**JOB**
Each line of the material below that holds the word "gatherers" needs to be copied.

**SOURCE RECORDS**
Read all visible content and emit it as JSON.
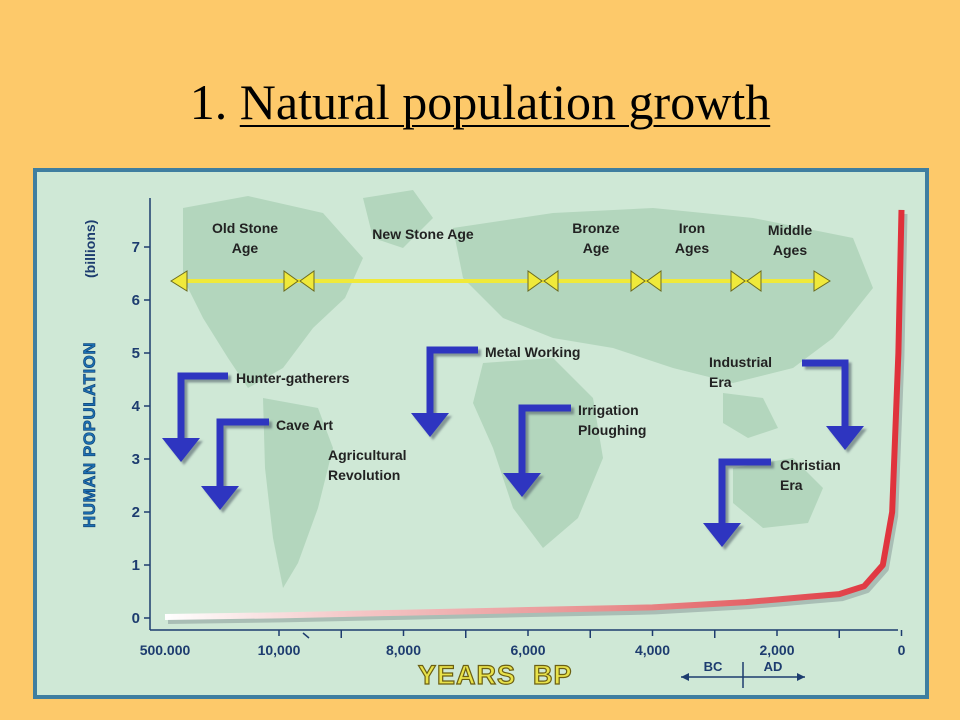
{
  "slide": {
    "title_number": "1.",
    "title_text": "Natural population growth"
  },
  "colors": {
    "background": "#fdc96a",
    "frame": "#3f7ea0",
    "plot_bg": "#cfe8d6",
    "land": "#b3d6bd",
    "axis_text": "#1d3c6f",
    "ylabel_color": "#1c70b2",
    "xlabel_color": "#e8e24a",
    "era_line": "#f0e93a",
    "arrow": "#2d35c0",
    "curve": "#e0303a"
  },
  "chart_data": {
    "type": "line",
    "title": "",
    "xlabel": "YEARS  BP",
    "ylabel": "HUMAN POPULATION",
    "ylabel_unit": "(billions)",
    "y_ticks": [
      "0",
      "1",
      "2",
      "3",
      "4",
      "5",
      "6",
      "7"
    ],
    "ylim": [
      0,
      8
    ],
    "x_ticks": [
      "500.000",
      "10,000",
      "8,000",
      "6,000",
      "4,000",
      "2,000",
      "0"
    ],
    "x_era_split": {
      "bc": "BC",
      "ad": "AD"
    },
    "grid": false,
    "series": [
      {
        "x": [
          "500.000",
          10000,
          8000,
          6000,
          4000,
          2500,
          2000,
          1500,
          1000,
          600,
          300,
          150,
          50,
          0
        ],
        "values": [
          0.02,
          0.05,
          0.1,
          0.15,
          0.2,
          0.3,
          0.35,
          0.4,
          0.45,
          0.6,
          1.0,
          2.0,
          5.0,
          7.7
        ]
      }
    ],
    "eras": [
      "Old Stone Age",
      "New Stone Age",
      "Bronze Age",
      "Iron Ages",
      "Middle Ages"
    ],
    "annotations": [
      "Hunter-gatherers",
      "Cave Art",
      "Agricultural Revolution",
      "Metal Working",
      "Irrigation Ploughing",
      "Christian Era",
      "Industrial Era"
    ]
  },
  "labels": {
    "eras": [
      {
        "line1": "Old Stone",
        "line2": "Age"
      },
      {
        "line1": "New Stone Age",
        "line2": ""
      },
      {
        "line1": "Bronze",
        "line2": "Age"
      },
      {
        "line1": "Iron",
        "line2": "Ages"
      },
      {
        "line1": "Middle",
        "line2": "Ages"
      }
    ],
    "events": [
      {
        "line1": "Hunter-gatherers",
        "line2": ""
      },
      {
        "line1": "Cave Art",
        "line2": ""
      },
      {
        "line1": "Agricultural",
        "line2": "Revolution"
      },
      {
        "line1": "Metal Working",
        "line2": ""
      },
      {
        "line1": "Irrigation",
        "line2": "Ploughing"
      },
      {
        "line1": "Christian",
        "line2": "Era"
      },
      {
        "line1": "Industrial",
        "line2": "Era"
      }
    ]
  }
}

**WORKED SOLUTION**
      "Hunter-gatherers",
        "line1": "Hunter-gatherers",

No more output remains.